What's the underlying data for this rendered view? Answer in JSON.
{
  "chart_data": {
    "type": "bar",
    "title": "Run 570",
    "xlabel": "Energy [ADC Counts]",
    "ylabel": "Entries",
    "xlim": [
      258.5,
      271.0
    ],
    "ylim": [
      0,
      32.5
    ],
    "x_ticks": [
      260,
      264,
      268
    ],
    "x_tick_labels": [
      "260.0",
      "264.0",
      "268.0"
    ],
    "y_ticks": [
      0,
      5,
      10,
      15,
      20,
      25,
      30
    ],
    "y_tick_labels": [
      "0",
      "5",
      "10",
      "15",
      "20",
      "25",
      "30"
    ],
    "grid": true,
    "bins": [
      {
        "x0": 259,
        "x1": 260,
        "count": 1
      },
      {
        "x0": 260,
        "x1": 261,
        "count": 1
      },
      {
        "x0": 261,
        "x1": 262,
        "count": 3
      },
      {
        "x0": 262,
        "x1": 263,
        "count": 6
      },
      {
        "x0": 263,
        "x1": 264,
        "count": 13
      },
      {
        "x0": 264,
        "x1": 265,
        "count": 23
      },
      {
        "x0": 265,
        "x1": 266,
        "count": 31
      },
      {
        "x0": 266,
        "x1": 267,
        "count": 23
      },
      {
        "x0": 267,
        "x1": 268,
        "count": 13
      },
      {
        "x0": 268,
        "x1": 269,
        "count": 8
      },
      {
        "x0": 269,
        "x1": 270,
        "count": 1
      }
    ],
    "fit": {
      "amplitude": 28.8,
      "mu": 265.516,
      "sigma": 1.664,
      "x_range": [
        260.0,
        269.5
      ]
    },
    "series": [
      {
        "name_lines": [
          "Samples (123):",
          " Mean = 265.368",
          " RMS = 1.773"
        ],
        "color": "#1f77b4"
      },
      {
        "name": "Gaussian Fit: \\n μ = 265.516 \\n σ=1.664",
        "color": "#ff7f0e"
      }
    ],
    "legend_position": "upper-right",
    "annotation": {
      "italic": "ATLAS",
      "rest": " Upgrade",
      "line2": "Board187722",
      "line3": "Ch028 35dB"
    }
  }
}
========================================
Please set down the whole listing above without altering a single line.

What's the underlying data for this rendered view? Answer in JSON.
{
  "chart_data": {
    "type": "bar",
    "title": "Run 570",
    "xlabel": "Energy [ADC Counts]",
    "ylabel": "Entries",
    "xlim": [
      258.5,
      271.0
    ],
    "ylim": [
      0,
      32.5
    ],
    "x_ticks": [
      260,
      264,
      268
    ],
    "x_tick_labels": [
      "260.0",
      "264.0",
      "268.0"
    ],
    "y_ticks": [
      0,
      5,
      10,
      15,
      20,
      25,
      30
    ],
    "y_tick_labels": [
      "0",
      "5",
      "10",
      "15",
      "20",
      "25",
      "30"
    ],
    "grid": true,
    "bins": [
      {
        "x0": 259,
        "x1": 260,
        "count": 1
      },
      {
        "x0": 260,
        "x1": 261,
        "count": 1
      },
      {
        "x0": 261,
        "x1": 262,
        "count": 3
      },
      {
        "x0": 262,
        "x1": 263,
        "count": 6
      },
      {
        "x0": 263,
        "x1": 264,
        "count": 13
      },
      {
        "x0": 264,
        "x1": 265,
        "count": 23
      },
      {
        "x0": 265,
        "x1": 266,
        "count": 31
      },
      {
        "x0": 266,
        "x1": 267,
        "count": 23
      },
      {
        "x0": 267,
        "x1": 268,
        "count": 13
      },
      {
        "x0": 268,
        "x1": 269,
        "count": 8
      },
      {
        "x0": 269,
        "x1": 270,
        "count": 1
      }
    ],
    "fit": {
      "amplitude": 28.8,
      "mu": 265.516,
      "sigma": 1.664,
      "x_range": [
        260.0,
        269.5
      ]
    },
    "series": [
      {
        "name_lines": [
          "Samples (123):",
          " Mean = 265.368",
          " RMS = 1.773"
        ],
        "color": "#1f77b4"
      },
      {
        "name": "Gaussian Fit: \\n μ = 265.516 \\n σ=1.664",
        "color": "#ff7f0e"
      }
    ],
    "legend_position": "upper-right",
    "annotation": {
      "italic": "ATLAS",
      "rest": " Upgrade",
      "line2": "Board187722",
      "line3": "Ch028 35dB"
    }
  }
}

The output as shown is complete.